• _WHAT TO WORK ON_:
Return the following material line for line, changing nothing.

• _EXTRACTED MATERIAL_:
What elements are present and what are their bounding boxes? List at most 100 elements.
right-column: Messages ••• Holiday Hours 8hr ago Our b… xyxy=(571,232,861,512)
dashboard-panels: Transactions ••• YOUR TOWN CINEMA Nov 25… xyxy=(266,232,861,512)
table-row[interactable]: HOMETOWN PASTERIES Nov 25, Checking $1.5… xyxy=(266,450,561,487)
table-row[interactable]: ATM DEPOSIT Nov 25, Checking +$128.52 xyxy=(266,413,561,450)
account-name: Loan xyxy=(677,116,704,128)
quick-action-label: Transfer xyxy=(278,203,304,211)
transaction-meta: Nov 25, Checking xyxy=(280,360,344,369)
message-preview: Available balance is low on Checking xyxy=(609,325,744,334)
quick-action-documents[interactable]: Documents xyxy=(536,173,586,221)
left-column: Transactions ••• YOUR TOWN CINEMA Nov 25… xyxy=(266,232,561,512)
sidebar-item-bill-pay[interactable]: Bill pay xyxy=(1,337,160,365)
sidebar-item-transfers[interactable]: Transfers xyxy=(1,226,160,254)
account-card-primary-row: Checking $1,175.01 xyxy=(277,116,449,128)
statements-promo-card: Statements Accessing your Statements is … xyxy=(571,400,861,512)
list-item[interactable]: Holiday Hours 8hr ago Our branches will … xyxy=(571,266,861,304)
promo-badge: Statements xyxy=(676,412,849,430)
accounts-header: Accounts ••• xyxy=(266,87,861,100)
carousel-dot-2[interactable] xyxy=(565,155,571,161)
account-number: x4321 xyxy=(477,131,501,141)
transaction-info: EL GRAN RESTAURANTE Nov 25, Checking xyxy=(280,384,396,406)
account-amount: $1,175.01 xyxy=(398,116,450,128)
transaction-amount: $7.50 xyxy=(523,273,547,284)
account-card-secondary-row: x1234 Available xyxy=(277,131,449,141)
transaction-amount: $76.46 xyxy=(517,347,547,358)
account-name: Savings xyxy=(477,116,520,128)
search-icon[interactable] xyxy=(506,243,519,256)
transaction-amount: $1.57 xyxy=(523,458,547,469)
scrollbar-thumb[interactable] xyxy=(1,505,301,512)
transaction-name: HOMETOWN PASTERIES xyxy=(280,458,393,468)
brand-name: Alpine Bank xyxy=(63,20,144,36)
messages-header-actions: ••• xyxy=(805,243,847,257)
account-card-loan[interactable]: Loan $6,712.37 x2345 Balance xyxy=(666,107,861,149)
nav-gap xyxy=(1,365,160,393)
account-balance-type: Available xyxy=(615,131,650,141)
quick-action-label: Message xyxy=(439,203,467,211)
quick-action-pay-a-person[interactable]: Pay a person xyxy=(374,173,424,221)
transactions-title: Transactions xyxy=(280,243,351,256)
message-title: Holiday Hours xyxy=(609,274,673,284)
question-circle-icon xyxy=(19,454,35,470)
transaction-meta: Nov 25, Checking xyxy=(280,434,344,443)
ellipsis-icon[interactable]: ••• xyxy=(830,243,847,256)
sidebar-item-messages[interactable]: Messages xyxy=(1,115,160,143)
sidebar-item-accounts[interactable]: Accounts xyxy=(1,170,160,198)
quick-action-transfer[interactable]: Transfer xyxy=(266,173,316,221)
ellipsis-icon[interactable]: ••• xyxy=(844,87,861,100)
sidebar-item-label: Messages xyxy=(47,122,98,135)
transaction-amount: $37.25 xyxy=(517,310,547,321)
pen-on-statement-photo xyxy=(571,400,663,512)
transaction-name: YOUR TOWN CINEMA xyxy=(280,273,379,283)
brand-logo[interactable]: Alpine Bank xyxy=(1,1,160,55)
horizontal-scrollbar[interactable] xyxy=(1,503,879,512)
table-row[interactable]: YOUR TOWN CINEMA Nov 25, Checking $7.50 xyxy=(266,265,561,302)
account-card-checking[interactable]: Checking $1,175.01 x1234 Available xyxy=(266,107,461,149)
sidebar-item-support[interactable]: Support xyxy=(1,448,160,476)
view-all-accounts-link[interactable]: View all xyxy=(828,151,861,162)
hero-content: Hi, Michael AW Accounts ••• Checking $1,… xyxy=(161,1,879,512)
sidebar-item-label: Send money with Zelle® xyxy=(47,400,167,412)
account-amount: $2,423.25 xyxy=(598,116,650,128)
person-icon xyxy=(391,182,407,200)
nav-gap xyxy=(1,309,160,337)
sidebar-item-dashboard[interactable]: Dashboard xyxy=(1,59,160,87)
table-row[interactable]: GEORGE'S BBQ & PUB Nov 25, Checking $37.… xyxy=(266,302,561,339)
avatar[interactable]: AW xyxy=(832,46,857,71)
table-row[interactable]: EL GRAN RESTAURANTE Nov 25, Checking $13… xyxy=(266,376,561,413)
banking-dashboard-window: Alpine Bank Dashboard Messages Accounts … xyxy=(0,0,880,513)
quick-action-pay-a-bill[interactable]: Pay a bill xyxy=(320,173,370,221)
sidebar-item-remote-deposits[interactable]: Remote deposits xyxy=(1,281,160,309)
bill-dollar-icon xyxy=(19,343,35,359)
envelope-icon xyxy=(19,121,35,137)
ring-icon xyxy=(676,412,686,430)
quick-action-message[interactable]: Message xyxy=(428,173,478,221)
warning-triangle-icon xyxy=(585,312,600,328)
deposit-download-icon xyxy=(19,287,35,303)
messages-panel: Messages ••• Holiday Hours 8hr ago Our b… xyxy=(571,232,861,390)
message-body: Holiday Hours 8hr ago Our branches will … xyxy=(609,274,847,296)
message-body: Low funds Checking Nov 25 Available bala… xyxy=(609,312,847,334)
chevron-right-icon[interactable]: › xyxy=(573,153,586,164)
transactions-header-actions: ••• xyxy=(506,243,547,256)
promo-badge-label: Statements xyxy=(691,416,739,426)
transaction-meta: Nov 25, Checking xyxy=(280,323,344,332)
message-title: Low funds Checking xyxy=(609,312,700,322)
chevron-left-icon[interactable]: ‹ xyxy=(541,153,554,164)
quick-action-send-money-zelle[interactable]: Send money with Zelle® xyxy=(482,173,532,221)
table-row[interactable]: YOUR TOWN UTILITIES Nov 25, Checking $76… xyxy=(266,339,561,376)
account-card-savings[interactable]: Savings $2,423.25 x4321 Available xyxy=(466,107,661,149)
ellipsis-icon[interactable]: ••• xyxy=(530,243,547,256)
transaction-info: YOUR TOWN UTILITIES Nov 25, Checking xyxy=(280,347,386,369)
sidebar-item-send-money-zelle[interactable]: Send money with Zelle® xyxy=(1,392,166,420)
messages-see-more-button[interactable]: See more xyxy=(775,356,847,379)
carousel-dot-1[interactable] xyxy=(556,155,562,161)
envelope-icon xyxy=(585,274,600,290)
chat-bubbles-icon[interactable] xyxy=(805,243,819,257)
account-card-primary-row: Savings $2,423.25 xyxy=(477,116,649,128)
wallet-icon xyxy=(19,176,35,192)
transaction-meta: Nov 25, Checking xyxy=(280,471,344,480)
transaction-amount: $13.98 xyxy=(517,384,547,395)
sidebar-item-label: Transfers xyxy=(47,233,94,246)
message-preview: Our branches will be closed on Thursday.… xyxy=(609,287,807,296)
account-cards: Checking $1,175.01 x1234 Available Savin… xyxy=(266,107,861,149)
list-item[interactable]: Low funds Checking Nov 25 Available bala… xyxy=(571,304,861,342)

• _THE COMPLETED TASK_:
What elements are present and what are their bounding boxes? List at most 100 elements.
right-column: Messages ••• Holiday Hours 8hr ago Our b… xyxy=(571,232,861,512)
dashboard-panels: Transactions ••• YOUR TOWN CINEMA Nov 25… xyxy=(266,232,861,512)
table-row[interactable]: HOMETOWN PASTERIES Nov 25, Checking $1.5… xyxy=(266,450,561,487)
table-row[interactable]: ATM DEPOSIT Nov 25, Checking +$128.52 xyxy=(266,413,561,450)
account-name: Loan xyxy=(677,116,704,128)
quick-action-label: Transfer xyxy=(278,203,304,211)
transaction-meta: Nov 25, Checking xyxy=(280,360,344,369)
message-preview: Available balance is low on Checking xyxy=(609,325,744,334)
quick-action-documents[interactable]: Documents xyxy=(536,173,586,221)
left-column: Transactions ••• YOUR TOWN CINEMA Nov 25… xyxy=(266,232,561,512)
sidebar-item-bill-pay[interactable]: Bill pay xyxy=(1,337,160,365)
sidebar-item-transfers[interactable]: Transfers xyxy=(1,226,160,254)
account-card-primary-row: Checking $1,175.01 xyxy=(277,116,449,128)
statements-promo-card: Statements Accessing your Statements is … xyxy=(571,400,861,512)
list-item[interactable]: Holiday Hours 8hr ago Our branches will … xyxy=(571,266,861,304)
promo-badge: Statements xyxy=(676,412,849,430)
accounts-header: Accounts ••• xyxy=(266,87,861,100)
carousel-dot-2[interactable] xyxy=(565,155,571,161)
account-number: x4321 xyxy=(477,131,501,141)
transaction-info: EL GRAN RESTAURANTE Nov 25, Checking xyxy=(280,384,396,406)
account-amount: $1,175.01 xyxy=(398,116,450,128)
transaction-amount: $7.50 xyxy=(523,273,547,284)
account-card-secondary-row: x1234 Available xyxy=(277,131,449,141)
transaction-amount: $76.46 xyxy=(517,347,547,358)
account-name: Savings xyxy=(477,116,520,128)
search-icon[interactable] xyxy=(506,243,519,256)
transaction-amount: $1.57 xyxy=(523,458,547,469)
scrollbar-thumb[interactable] xyxy=(1,505,301,512)
transaction-name: HOMETOWN PASTERIES xyxy=(280,458,393,468)
brand-name: Alpine Bank xyxy=(63,20,144,36)
messages-header-actions: ••• xyxy=(805,243,847,257)
account-card-loan[interactable]: Loan $6,712.37 x2345 Balance xyxy=(666,107,861,149)
nav-gap xyxy=(1,365,160,393)
account-balance-type: Available xyxy=(615,131,650,141)
quick-action-label: Message xyxy=(439,203,467,211)
quick-action-pay-a-person[interactable]: Pay a person xyxy=(374,173,424,221)
transactions-title: Transactions xyxy=(280,243,351,256)
message-title: Holiday Hours xyxy=(609,274,673,284)
question-circle-icon xyxy=(19,454,35,470)
transaction-meta: Nov 25, Checking xyxy=(280,434,344,443)
ellipsis-icon[interactable]: ••• xyxy=(830,243,847,256)
sidebar-item-messages[interactable]: Messages xyxy=(1,115,160,143)
sidebar-item-accounts[interactable]: Accounts xyxy=(1,170,160,198)
quick-action-transfer[interactable]: Transfer xyxy=(266,173,316,221)
ellipsis-icon[interactable]: ••• xyxy=(844,87,861,100)
sidebar-item-label: Messages xyxy=(47,122,98,135)
transaction-amount: $37.25 xyxy=(517,310,547,321)
pen-on-statement-photo xyxy=(571,400,663,512)
transaction-name: YOUR TOWN CINEMA xyxy=(280,273,379,283)
brand-logo[interactable]: Alpine Bank xyxy=(1,1,160,55)
horizontal-scrollbar[interactable] xyxy=(1,503,879,512)
table-row[interactable]: YOUR TOWN CINEMA Nov 25, Checking $7.50 xyxy=(266,265,561,302)
account-card-checking[interactable]: Checking $1,175.01 x1234 Available xyxy=(266,107,461,149)
sidebar-item-support[interactable]: Support xyxy=(1,448,160,476)
view-all-accounts-link[interactable]: View all xyxy=(828,151,861,162)
hero-content: Hi, Michael AW Accounts ••• Checking $1,… xyxy=(161,1,879,512)
sidebar-item-label: Send money with Zelle® xyxy=(47,400,167,412)
account-amount: $2,423.25 xyxy=(598,116,650,128)
person-icon xyxy=(391,182,407,200)
nav-gap xyxy=(1,309,160,337)
sidebar-item-dashboard[interactable]: Dashboard xyxy=(1,59,160,87)
table-row[interactable]: GEORGE'S BBQ & PUB Nov 25, Checking $37.… xyxy=(266,302,561,339)
avatar[interactable]: AW xyxy=(832,46,857,71)
table-row[interactable]: EL GRAN RESTAURANTE Nov 25, Checking $13… xyxy=(266,376,561,413)
banking-dashboard-window: Alpine Bank Dashboard Messages Accounts … xyxy=(0,0,880,513)
quick-action-pay-a-bill[interactable]: Pay a bill xyxy=(320,173,370,221)
sidebar-item-remote-deposits[interactable]: Remote deposits xyxy=(1,281,160,309)
bill-dollar-icon xyxy=(19,343,35,359)
envelope-icon xyxy=(19,121,35,137)
ring-icon xyxy=(676,412,686,430)
quick-action-message[interactable]: Message xyxy=(428,173,478,221)
warning-triangle-icon xyxy=(585,312,600,328)
deposit-download-icon xyxy=(19,287,35,303)
messages-panel: Messages ••• Holiday Hours 8hr ago Our b… xyxy=(571,232,861,390)
message-body: Holiday Hours 8hr ago Our branches will … xyxy=(609,274,847,296)
message-body: Low funds Checking Nov 25 Available bala… xyxy=(609,312,847,334)
chevron-right-icon[interactable]: › xyxy=(573,153,586,164)
transactions-header-actions: ••• xyxy=(506,243,547,256)
promo-badge-label: Statements xyxy=(691,416,739,426)
transaction-meta: Nov 25, Checking xyxy=(280,323,344,332)
message-title: Low funds Checking xyxy=(609,312,700,322)
chevron-left-icon[interactable]: ‹ xyxy=(541,153,554,164)
quick-action-send-money-zelle[interactable]: Send money with Zelle® xyxy=(482,173,532,221)
table-row[interactable]: YOUR TOWN UTILITIES Nov 25, Checking $76… xyxy=(266,339,561,376)
account-card-savings[interactable]: Savings $2,423.25 x4321 Available xyxy=(466,107,661,149)
ellipsis-icon[interactable]: ••• xyxy=(530,243,547,256)
transaction-info: YOUR TOWN UTILITIES Nov 25, Checking xyxy=(280,347,386,369)
sidebar-item-send-money-zelle[interactable]: Send money with Zelle® xyxy=(1,392,166,420)
messages-see-more-button[interactable]: See more xyxy=(775,356,847,379)
carousel-dot-1[interactable] xyxy=(556,155,562,161)
envelope-icon xyxy=(585,274,600,290)
chat-bubbles-icon[interactable] xyxy=(805,243,819,257)
account-card-primary-row: Savings $2,423.25 xyxy=(477,116,649,128)
wallet-icon xyxy=(19,176,35,192)
transaction-meta: Nov 25, Checking xyxy=(280,471,344,480)
transaction-amount: $13.98 xyxy=(517,384,547,395)
sidebar-item-label: Transfers xyxy=(47,233,94,246)
message-preview: Our branches will be closed on Thursday.… xyxy=(609,287,807,296)
account-cards: Checking $1,175.01 x1234 Available Savin… xyxy=(266,107,861,149)
list-item[interactable]: Low funds Checking Nov 25 Available bala… xyxy=(571,304,861,342)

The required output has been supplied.